▶ _Short problem_
Below are records to be output exactly, every one of them.
━━━━━━━━━━
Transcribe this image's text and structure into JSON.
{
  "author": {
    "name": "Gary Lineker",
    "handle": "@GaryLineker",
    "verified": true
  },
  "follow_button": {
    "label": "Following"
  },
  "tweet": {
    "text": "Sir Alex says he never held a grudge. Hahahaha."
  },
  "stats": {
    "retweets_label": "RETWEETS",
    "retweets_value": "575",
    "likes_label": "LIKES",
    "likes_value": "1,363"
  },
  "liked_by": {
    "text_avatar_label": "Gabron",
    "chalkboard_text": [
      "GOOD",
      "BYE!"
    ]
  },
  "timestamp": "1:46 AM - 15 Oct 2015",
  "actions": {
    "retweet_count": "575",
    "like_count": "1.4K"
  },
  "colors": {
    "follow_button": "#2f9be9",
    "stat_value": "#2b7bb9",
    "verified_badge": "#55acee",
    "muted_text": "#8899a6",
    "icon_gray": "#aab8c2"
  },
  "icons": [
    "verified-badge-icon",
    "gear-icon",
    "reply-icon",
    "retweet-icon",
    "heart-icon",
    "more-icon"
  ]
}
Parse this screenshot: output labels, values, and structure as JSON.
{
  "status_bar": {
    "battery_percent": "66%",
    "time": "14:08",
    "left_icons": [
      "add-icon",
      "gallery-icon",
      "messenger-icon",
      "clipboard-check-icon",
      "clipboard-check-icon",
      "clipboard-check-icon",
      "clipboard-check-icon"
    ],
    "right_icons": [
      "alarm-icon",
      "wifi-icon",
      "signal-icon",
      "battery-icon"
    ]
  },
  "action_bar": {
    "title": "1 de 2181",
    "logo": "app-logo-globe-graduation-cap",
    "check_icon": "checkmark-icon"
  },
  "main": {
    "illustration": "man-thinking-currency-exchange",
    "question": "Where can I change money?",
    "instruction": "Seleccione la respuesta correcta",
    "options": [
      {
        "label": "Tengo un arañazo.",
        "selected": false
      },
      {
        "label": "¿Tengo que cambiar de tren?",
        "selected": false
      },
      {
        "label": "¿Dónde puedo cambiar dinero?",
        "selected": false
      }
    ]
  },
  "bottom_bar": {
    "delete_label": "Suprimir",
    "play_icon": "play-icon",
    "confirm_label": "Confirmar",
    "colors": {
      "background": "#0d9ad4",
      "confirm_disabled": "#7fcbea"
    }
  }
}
━━━━━━━━━━
▶ _Answer for this exercise_
Transcribe this image's text and structure into JSON.
{
  "author": {
    "name": "Gary Lineker",
    "handle": "@GaryLineker",
    "verified": true
  },
  "follow_button": {
    "label": "Following"
  },
  "tweet": {
    "text": "Sir Alex says he never held a grudge. Hahahaha."
  },
  "stats": {
    "retweets_label": "RETWEETS",
    "retweets_value": "575",
    "likes_label": "LIKES",
    "likes_value": "1,363"
  },
  "liked_by": {
    "text_avatar_label": "Gabron",
    "chalkboard_text": [
      "GOOD",
      "BYE!"
    ]
  },
  "timestamp": "1:46 AM - 15 Oct 2015",
  "actions": {
    "retweet_count": "575",
    "like_count": "1.4K"
  },
  "colors": {
    "follow_button": "#2f9be9",
    "stat_value": "#2b7bb9",
    "verified_badge": "#55acee",
    "muted_text": "#8899a6",
    "icon_gray": "#aab8c2"
  },
  "icons": [
    "verified-badge-icon",
    "gear-icon",
    "reply-icon",
    "retweet-icon",
    "heart-icon",
    "more-icon"
  ]
}
Parse this screenshot: output labels, values, and structure as JSON.
{
  "status_bar": {
    "battery_percent": "66%",
    "time": "14:08",
    "left_icons": [
      "add-icon",
      "gallery-icon",
      "messenger-icon",
      "clipboard-check-icon",
      "clipboard-check-icon",
      "clipboard-check-icon",
      "clipboard-check-icon"
    ],
    "right_icons": [
      "alarm-icon",
      "wifi-icon",
      "signal-icon",
      "battery-icon"
    ]
  },
  "action_bar": {
    "title": "1 de 2181",
    "logo": "app-logo-globe-graduation-cap",
    "check_icon": "checkmark-icon"
  },
  "main": {
    "illustration": "man-thinking-currency-exchange",
    "question": "Where can I change money?",
    "instruction": "Seleccione la respuesta correcta",
    "options": [
      {
        "label": "Tengo un arañazo.",
        "selected": false
      },
      {
        "label": "¿Tengo que cambiar de tren?",
        "selected": false
      },
      {
        "label": "¿Dónde puedo cambiar dinero?",
        "selected": false
      }
    ]
  },
  "bottom_bar": {
    "delete_label": "Suprimir",
    "play_icon": "play-icon",
    "confirm_label": "Confirmar",
    "colors": {
      "background": "#0d9ad4",
      "confirm_disabled": "#7fcbea"
    }
  }
}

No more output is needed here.